— START —
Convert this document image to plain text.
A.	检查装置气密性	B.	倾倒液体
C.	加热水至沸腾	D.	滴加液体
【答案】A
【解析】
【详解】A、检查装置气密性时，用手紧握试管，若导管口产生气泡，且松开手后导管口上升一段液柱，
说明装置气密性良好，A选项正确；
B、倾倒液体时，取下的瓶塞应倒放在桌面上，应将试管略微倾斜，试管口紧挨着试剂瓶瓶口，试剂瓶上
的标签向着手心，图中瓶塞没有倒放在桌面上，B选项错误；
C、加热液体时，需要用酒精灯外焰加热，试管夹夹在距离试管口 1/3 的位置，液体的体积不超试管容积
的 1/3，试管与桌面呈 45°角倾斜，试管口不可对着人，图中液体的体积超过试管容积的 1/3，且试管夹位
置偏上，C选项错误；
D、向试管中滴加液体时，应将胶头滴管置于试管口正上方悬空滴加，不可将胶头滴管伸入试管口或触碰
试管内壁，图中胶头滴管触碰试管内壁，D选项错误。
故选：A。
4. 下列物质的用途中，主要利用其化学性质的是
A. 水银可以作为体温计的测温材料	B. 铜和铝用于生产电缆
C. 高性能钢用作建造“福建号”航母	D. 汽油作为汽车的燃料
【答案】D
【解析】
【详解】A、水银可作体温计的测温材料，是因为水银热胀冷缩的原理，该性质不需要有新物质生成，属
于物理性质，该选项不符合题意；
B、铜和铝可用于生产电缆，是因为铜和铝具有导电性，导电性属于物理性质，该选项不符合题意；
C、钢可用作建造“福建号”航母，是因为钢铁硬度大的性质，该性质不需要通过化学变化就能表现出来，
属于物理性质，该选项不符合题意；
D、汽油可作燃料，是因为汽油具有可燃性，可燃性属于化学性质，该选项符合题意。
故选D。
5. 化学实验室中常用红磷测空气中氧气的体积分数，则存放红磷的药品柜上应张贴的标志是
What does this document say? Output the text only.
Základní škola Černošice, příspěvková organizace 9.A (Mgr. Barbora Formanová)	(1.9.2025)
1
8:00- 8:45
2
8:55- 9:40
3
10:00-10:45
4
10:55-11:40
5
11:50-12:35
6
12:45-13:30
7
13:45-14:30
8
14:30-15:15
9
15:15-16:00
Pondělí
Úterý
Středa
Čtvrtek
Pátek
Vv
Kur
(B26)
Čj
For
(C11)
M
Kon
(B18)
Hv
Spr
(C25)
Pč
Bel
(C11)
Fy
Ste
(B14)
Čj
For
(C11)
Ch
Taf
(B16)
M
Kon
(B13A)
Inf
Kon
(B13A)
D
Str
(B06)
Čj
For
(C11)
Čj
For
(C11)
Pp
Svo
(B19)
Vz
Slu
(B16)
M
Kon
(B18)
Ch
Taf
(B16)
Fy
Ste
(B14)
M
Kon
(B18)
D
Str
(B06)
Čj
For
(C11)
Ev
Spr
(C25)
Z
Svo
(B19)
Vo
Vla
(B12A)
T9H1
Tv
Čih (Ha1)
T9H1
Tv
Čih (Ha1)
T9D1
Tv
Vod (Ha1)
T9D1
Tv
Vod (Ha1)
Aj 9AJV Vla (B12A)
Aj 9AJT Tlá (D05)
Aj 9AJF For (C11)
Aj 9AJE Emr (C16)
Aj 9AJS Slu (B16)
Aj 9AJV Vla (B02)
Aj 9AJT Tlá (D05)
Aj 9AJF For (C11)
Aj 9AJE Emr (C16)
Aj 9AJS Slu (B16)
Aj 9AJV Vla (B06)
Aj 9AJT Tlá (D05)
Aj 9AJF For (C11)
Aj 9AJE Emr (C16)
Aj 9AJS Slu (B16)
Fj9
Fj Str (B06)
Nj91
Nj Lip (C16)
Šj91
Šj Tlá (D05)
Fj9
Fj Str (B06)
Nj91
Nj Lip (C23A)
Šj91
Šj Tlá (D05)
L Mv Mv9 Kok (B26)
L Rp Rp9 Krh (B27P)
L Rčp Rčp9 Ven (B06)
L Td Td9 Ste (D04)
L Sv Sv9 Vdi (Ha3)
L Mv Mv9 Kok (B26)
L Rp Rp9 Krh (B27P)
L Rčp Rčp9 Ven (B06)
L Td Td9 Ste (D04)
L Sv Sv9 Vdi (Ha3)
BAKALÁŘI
— END —
- _Description of the task_:
Among the entries above, how many lines hold the string "document"? Respond with nothing but the number.

- _Response to this exercise_:
2